Records for processing:
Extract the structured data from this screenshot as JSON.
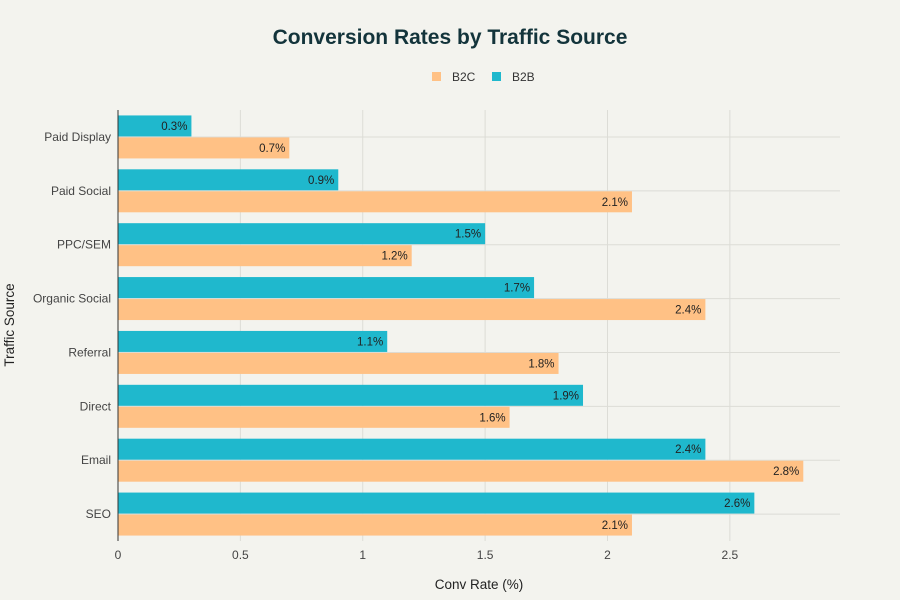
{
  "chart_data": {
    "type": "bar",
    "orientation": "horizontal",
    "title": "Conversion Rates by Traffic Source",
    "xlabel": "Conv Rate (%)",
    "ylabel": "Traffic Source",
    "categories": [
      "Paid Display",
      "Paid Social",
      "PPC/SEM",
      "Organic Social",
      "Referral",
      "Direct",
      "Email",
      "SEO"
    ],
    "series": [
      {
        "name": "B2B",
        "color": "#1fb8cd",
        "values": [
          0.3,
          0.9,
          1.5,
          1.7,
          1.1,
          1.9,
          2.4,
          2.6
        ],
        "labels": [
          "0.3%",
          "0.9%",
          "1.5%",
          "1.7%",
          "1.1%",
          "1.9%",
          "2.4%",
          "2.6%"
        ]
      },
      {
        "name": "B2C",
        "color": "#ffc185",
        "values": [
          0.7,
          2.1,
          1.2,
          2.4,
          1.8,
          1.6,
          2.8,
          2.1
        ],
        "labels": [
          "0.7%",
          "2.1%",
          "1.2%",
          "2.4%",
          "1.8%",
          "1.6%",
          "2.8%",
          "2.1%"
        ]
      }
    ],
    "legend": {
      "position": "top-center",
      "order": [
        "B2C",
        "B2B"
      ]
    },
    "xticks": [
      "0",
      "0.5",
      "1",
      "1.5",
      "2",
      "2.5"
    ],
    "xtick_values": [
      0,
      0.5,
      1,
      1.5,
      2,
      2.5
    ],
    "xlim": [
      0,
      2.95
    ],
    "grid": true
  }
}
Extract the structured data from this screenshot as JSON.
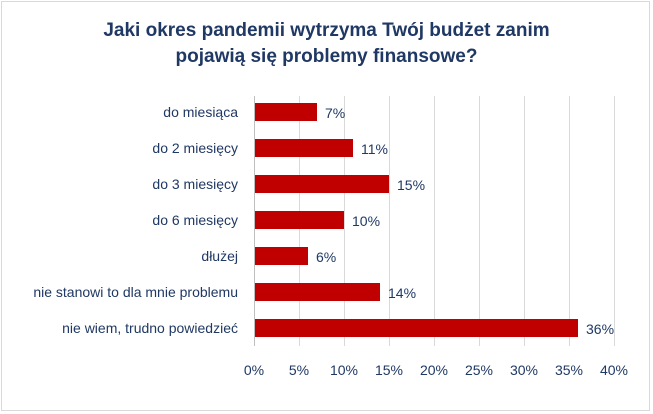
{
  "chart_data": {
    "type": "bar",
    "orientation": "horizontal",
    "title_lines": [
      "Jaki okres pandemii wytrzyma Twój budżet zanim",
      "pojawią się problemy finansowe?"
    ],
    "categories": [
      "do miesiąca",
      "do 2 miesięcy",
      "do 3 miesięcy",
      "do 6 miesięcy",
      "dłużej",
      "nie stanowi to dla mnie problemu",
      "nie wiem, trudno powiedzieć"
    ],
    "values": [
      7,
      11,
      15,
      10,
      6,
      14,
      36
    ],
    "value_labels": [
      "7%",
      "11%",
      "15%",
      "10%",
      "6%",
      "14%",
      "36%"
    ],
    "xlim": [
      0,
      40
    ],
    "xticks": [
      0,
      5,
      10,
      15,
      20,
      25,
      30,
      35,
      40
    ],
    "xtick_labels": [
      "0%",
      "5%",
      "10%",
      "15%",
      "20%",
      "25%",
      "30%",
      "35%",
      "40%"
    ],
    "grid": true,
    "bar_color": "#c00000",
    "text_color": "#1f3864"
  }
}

Exercise description:
Search the entries for the string "miesięcy" and collect each line that has it.

The solution:
      "do 2 miesięcy",
      "do 3 miesięcy",
      "do 6 miesięcy",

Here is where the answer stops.